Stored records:
[START]

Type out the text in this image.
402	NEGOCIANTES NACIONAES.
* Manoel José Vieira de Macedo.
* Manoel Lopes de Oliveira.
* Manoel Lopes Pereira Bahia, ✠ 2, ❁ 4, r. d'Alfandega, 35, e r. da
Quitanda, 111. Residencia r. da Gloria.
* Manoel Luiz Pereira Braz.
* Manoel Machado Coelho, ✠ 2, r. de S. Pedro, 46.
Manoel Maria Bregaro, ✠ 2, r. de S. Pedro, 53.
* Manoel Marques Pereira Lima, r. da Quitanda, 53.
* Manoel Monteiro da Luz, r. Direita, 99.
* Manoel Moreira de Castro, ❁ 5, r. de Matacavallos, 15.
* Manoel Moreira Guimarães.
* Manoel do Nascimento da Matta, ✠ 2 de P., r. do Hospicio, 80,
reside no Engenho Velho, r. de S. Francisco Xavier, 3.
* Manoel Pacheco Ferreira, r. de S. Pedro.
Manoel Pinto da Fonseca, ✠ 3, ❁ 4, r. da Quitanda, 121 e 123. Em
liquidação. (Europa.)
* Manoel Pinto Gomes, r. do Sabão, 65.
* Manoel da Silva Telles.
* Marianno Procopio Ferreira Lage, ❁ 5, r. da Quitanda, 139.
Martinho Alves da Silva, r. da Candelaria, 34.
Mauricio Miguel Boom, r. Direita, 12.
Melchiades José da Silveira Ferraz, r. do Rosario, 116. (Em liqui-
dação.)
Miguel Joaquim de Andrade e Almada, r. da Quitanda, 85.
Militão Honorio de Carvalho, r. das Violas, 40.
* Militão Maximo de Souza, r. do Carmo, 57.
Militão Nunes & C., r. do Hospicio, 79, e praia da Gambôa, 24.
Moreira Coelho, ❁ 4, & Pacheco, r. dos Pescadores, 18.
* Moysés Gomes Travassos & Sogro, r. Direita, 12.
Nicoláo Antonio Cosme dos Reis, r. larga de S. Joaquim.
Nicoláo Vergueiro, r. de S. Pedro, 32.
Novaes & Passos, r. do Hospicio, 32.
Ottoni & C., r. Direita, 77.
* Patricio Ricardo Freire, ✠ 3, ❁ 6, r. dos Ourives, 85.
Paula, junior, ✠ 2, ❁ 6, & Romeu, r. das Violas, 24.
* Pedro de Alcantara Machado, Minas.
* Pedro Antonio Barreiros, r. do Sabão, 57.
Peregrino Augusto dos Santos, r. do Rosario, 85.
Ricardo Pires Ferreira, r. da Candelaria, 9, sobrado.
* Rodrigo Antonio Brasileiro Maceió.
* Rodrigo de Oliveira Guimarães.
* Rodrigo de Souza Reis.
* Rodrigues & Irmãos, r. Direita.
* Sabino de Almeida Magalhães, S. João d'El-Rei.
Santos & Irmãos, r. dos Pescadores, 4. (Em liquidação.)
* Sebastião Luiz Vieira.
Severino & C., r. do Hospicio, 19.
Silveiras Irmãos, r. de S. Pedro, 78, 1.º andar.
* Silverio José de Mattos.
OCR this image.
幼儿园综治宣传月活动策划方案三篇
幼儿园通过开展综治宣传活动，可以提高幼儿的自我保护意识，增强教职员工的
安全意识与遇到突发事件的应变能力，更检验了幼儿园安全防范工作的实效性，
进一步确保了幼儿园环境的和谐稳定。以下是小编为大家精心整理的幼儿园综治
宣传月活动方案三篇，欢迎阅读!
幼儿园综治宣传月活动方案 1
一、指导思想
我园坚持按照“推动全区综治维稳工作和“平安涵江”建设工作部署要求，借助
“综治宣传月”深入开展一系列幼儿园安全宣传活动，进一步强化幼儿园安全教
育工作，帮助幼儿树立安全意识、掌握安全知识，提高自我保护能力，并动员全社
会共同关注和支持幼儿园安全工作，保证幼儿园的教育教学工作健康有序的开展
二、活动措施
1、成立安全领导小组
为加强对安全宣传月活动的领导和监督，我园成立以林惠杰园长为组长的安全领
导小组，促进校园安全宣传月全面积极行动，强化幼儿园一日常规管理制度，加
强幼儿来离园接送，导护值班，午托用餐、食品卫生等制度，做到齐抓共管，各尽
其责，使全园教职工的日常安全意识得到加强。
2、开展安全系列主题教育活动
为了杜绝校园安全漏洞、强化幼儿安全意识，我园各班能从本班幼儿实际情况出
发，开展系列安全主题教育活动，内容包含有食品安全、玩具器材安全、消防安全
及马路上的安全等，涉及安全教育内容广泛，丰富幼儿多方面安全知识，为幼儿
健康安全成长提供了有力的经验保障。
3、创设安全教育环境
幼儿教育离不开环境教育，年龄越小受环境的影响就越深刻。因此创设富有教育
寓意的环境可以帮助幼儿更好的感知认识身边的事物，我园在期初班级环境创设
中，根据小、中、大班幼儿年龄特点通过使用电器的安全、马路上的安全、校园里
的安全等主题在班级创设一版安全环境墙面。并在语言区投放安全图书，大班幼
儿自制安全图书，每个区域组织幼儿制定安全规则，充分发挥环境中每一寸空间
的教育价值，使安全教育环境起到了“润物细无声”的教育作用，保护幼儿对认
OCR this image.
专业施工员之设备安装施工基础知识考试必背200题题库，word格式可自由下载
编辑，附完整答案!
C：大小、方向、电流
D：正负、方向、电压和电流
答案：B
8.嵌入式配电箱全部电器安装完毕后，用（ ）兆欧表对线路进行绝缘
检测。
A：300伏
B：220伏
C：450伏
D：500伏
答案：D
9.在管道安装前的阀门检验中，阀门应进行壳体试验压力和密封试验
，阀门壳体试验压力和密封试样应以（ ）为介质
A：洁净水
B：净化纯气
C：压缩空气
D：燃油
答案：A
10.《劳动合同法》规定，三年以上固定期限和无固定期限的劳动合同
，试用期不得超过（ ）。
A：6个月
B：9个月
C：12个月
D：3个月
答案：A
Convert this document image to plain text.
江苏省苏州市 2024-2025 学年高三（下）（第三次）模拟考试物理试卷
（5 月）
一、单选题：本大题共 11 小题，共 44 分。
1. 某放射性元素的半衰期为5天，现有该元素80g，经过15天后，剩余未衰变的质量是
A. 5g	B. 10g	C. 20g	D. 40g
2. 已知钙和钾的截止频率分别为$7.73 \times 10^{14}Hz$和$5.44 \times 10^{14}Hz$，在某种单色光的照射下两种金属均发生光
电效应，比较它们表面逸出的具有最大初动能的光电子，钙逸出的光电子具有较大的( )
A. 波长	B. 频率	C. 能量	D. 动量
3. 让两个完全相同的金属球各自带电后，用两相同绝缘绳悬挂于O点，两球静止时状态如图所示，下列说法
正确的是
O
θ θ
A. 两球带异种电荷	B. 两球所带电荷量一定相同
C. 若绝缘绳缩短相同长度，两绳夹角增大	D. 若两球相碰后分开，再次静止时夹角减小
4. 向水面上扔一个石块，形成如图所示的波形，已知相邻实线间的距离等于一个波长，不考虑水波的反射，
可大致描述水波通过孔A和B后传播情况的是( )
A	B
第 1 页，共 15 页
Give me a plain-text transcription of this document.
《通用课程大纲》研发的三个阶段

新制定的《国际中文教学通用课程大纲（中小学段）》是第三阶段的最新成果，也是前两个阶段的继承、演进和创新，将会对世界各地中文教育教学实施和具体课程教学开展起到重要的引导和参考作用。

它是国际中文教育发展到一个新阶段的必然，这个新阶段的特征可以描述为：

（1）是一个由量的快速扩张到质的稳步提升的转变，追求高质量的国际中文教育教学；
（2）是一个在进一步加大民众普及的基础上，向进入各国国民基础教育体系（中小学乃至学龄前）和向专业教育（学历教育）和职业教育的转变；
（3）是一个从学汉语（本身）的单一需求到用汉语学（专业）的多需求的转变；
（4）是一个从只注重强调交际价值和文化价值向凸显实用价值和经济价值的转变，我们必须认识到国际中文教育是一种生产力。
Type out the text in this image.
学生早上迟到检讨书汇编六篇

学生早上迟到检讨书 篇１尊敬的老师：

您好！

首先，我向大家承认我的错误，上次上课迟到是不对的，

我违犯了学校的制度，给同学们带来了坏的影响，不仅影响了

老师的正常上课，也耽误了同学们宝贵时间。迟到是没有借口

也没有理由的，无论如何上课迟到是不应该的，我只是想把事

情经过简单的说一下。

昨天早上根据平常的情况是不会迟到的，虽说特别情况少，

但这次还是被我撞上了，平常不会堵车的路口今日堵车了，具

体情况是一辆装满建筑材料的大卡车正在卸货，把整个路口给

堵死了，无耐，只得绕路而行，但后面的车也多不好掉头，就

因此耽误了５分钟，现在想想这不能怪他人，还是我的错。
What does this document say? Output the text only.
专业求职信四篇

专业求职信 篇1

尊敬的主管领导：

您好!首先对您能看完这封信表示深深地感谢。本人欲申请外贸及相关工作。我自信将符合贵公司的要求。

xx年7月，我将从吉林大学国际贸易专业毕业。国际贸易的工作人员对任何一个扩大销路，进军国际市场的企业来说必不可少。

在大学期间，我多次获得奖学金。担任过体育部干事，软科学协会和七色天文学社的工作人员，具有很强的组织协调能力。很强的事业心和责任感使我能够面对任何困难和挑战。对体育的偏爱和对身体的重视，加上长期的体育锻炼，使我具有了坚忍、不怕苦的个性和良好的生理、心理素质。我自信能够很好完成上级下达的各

[END]

▸ **WRITTEN PROBLEM**: Pull every line holding "Guimarães" out of the records.

▸ **TASK SOLUTION**:
* Manoel Moreira Guimarães.
* Rodrigo de Oliveira Guimarães.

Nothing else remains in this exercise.